AIM: Express the stretch of records from the line containing "table-row <box>31 266 424 283</box>" through the line containing "phone-line: +7(495) 645-77-90" as a JSON list of strings, with one string per line and blank lines omitted.

Collection entries:

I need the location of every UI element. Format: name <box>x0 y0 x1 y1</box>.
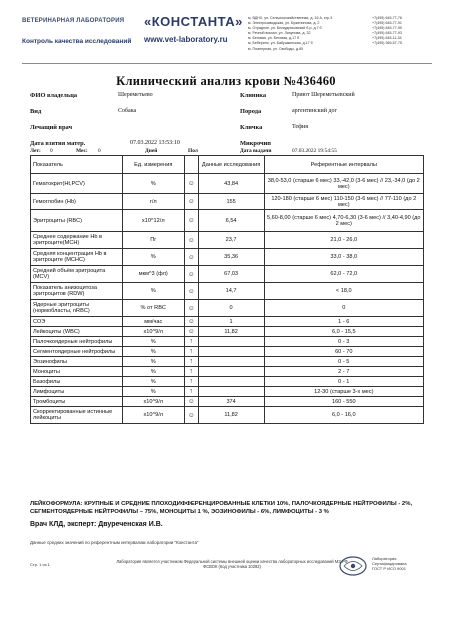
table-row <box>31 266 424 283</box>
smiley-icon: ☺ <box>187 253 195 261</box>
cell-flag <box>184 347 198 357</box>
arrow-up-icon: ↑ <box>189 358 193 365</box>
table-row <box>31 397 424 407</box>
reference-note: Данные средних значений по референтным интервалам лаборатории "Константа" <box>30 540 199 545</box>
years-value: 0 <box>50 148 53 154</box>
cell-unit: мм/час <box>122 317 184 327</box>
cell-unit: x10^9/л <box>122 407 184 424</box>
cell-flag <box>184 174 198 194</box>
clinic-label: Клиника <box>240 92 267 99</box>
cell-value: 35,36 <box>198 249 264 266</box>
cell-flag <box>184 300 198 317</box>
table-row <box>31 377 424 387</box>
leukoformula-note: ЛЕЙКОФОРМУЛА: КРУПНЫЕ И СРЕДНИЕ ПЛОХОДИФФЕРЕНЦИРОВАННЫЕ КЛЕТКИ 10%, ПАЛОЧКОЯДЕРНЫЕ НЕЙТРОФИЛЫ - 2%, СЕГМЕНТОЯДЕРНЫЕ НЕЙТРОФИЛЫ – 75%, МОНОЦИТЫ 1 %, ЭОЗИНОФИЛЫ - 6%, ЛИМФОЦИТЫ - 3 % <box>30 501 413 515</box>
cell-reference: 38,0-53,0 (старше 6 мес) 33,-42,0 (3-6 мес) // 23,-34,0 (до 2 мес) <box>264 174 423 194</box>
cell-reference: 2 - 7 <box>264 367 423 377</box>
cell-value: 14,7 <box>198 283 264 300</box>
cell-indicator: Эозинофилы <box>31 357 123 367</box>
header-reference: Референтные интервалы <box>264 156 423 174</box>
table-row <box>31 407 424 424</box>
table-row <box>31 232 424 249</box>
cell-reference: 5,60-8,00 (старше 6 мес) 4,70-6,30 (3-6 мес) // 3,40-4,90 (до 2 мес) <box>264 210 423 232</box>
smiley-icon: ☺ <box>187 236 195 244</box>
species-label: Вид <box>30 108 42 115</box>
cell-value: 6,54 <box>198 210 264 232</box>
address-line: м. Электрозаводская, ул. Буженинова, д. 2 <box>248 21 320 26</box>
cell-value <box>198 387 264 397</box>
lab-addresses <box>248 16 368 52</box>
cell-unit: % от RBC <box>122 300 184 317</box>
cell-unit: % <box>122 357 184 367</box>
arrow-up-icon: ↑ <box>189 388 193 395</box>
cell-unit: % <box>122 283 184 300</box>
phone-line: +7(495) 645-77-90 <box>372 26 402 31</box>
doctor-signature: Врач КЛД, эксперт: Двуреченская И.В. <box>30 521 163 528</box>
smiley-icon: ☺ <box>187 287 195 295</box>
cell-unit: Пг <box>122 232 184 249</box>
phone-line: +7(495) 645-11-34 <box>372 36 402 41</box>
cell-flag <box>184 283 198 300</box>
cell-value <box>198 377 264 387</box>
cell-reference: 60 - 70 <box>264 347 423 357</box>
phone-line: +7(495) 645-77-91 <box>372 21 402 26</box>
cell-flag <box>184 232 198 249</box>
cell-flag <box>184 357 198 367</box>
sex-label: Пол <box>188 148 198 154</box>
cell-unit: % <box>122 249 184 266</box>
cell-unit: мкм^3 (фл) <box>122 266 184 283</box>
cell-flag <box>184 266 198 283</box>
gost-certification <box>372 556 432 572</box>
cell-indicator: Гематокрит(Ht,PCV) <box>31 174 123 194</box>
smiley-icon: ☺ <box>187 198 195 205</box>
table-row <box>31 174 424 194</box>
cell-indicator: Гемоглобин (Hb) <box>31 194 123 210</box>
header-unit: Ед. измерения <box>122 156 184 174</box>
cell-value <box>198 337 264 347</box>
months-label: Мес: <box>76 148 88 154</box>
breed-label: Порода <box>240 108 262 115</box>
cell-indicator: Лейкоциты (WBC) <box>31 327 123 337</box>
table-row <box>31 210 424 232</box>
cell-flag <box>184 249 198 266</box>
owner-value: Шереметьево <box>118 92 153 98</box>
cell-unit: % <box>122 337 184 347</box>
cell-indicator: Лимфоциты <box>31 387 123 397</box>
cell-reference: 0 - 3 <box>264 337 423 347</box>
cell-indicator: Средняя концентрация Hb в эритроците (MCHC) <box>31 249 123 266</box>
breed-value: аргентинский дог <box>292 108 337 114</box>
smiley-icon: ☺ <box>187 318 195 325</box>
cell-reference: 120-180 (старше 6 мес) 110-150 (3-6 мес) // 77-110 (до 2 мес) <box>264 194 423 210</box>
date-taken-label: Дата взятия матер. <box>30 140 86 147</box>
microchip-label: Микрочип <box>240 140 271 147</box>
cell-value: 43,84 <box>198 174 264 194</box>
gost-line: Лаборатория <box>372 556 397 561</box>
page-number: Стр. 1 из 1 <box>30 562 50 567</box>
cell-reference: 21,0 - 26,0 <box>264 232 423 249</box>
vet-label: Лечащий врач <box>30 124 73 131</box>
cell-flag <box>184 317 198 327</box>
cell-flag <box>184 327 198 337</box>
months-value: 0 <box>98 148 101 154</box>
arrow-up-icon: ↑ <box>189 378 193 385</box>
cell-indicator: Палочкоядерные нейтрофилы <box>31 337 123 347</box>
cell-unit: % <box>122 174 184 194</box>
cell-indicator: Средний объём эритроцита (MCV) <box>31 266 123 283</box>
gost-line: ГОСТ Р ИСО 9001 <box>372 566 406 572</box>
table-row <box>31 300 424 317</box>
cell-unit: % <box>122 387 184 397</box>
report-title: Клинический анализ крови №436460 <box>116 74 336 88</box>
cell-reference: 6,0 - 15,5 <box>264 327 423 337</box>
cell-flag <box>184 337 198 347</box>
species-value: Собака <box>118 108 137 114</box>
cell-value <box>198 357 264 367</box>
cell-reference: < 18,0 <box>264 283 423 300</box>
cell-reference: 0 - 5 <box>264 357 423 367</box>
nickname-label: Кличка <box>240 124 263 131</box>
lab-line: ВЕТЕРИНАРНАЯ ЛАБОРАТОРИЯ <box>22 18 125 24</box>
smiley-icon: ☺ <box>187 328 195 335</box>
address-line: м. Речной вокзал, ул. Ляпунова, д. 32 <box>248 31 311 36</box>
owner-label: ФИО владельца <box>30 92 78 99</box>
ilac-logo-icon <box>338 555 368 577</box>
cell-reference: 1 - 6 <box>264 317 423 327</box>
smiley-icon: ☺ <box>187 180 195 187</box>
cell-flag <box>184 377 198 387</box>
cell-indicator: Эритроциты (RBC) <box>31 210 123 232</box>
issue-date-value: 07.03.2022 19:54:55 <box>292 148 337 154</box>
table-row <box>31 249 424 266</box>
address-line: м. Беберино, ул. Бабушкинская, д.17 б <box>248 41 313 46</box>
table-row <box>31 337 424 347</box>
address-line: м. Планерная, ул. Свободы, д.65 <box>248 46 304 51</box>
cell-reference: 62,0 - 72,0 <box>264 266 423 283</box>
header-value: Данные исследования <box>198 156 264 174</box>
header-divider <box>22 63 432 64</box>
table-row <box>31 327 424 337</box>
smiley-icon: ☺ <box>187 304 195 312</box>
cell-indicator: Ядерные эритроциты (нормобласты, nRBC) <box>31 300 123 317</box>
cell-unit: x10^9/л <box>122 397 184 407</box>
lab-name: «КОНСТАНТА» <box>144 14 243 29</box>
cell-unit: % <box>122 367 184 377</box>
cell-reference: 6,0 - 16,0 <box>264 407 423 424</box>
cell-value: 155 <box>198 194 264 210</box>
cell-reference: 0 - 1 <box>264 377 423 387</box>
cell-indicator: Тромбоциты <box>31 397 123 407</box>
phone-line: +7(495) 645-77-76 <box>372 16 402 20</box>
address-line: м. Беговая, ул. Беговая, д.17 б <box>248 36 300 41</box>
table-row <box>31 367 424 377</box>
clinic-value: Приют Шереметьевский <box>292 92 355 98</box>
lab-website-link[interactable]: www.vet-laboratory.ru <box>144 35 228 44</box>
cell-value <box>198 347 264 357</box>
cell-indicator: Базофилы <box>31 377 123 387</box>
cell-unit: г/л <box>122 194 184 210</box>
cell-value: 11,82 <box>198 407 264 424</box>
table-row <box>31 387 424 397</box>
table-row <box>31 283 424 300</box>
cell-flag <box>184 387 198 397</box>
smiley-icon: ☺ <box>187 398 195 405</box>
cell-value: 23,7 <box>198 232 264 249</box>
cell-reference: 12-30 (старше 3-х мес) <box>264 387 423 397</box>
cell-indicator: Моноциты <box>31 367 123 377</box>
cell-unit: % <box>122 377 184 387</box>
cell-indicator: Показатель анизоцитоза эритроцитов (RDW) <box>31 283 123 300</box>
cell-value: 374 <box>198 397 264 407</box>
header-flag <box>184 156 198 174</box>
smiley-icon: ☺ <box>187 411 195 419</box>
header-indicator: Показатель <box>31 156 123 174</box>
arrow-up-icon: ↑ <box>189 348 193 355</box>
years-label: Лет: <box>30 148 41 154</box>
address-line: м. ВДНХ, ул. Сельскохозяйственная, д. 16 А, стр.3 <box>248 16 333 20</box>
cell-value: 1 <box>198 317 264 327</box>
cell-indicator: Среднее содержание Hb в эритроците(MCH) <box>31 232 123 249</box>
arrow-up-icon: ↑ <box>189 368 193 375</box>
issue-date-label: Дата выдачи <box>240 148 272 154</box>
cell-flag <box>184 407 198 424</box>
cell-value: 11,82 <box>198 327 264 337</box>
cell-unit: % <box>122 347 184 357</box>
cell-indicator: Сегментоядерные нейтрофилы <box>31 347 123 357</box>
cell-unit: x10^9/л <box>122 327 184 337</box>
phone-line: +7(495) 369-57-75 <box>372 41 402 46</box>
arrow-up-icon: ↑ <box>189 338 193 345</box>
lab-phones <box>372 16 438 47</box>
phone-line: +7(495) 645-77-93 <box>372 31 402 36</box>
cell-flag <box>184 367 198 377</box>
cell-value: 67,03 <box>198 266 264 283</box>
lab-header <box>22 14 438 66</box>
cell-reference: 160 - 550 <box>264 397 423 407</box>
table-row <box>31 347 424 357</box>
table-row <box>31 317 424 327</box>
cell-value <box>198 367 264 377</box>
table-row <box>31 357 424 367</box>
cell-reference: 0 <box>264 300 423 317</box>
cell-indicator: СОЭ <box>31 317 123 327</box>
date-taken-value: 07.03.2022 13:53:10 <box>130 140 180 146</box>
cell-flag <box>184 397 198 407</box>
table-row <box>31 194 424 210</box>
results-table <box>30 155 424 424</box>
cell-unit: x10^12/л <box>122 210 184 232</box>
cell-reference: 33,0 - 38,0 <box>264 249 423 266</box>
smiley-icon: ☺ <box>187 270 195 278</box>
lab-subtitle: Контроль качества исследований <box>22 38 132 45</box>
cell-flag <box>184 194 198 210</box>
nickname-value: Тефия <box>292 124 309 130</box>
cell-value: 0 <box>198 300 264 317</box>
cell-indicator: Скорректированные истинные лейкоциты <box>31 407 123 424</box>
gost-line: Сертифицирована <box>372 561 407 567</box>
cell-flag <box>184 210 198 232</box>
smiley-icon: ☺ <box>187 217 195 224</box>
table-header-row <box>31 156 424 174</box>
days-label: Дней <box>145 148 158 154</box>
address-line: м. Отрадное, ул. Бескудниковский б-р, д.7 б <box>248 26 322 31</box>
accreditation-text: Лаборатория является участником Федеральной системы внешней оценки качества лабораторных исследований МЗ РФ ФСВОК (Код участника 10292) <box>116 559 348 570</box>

TASK OUTPUT:
[
  "table-row <box>31 266 424 283</box>",
  "smiley-icon: ☺ <box>187 253 195 261</box>",
  "cell-flag <box>184 347 198 357</box>",
  "arrow-up-icon: ↑ <box>189 358 193 365</box>",
  "table-row <box>31 397 424 407</box>",
  "reference-note: Данные средних значений по референтным интервалам лаборатории \"Константа\" <box>30 540 199 545</box>",
  "years-value: 0 <box>50 148 53 154</box>",
  "cell-unit: мм/час <box>122 317 184 327</box>",
  "cell-unit: x10^9/л <box>122 407 184 424</box>",
  "cell-flag <box>184 174 198 194</box>",
  "clinic-label: Клиника <box>240 92 267 99</box>",
  "cell-value: 35,36 <box>198 249 264 266</box>",
  "cell-flag <box>184 300 198 317</box>",
  "table-row <box>31 377 424 387</box>",
  "leukoformula-note: ЛЕЙКОФОРМУЛА: КРУПНЫЕ И СРЕДНИЕ ПЛОХОДИФФЕРЕНЦИРОВАННЫЕ КЛЕТКИ 10%, ПАЛОЧКОЯДЕРНЫЕ НЕЙТРОФИЛЫ - 2%, СЕГМЕНТОЯДЕРНЫЕ НЕЙТРОФИЛЫ – 75%, МОНОЦИТЫ 1 %, ЭОЗИНОФИЛЫ - 6%, ЛИМФОЦИТЫ - 3 % <box>30 501 413 515</box>",
  "cell-reference: 38,0-53,0 (старше 6 мес) 33,-42,0 (3-6 мес) // 23,-34,0 (до 2 мес) <box>264 174 423 194</box>",
  "cell-reference: 2 - 7 <box>264 367 423 377</box>",
  "cell-value: 14,7 <box>198 283 264 300</box>",
  "cell-indicator: Эозинофилы <box>31 357 123 367</box>",
  "header-reference: Референтные интервалы <box>264 156 423 174</box>",
  "table-row <box>31 407 424 424</box>",
  "table-row <box>31 232 424 249</box>",
  "cell-reference: 5,60-8,00 (старше 6 мес) 4,70-6,30 (3-6 мес) // 3,40-4,90 (до 2 мес) <box>264 210 423 232</box>",
  "smiley-icon: ☺ <box>187 236 195 244</box>",
  "species-label: Вид <box>30 108 42 115</box>",
  "cell-value: 6,54 <box>198 210 264 232</box>",
  "address-line: м. Электрозаводская, ул. Буженинова, д. 2 <box>248 21 320 26</box>",
  "cell-value <box>198 387 264 397</box>",
  "lab-addresses <box>248 16 368 52</box>",
  "cell-unit: % от RBC <box>122 300 184 317</box>",
  "cell-unit: % <box>122 357 184 367</box>",
  "arrow-up-icon: ↑ <box>189 388 193 395</box>",
  "cell-unit: % <box>122 283 184 300</box>",
  "phone-line: +7(495) 645-77-90 <box>372 26 402 31</box>"
]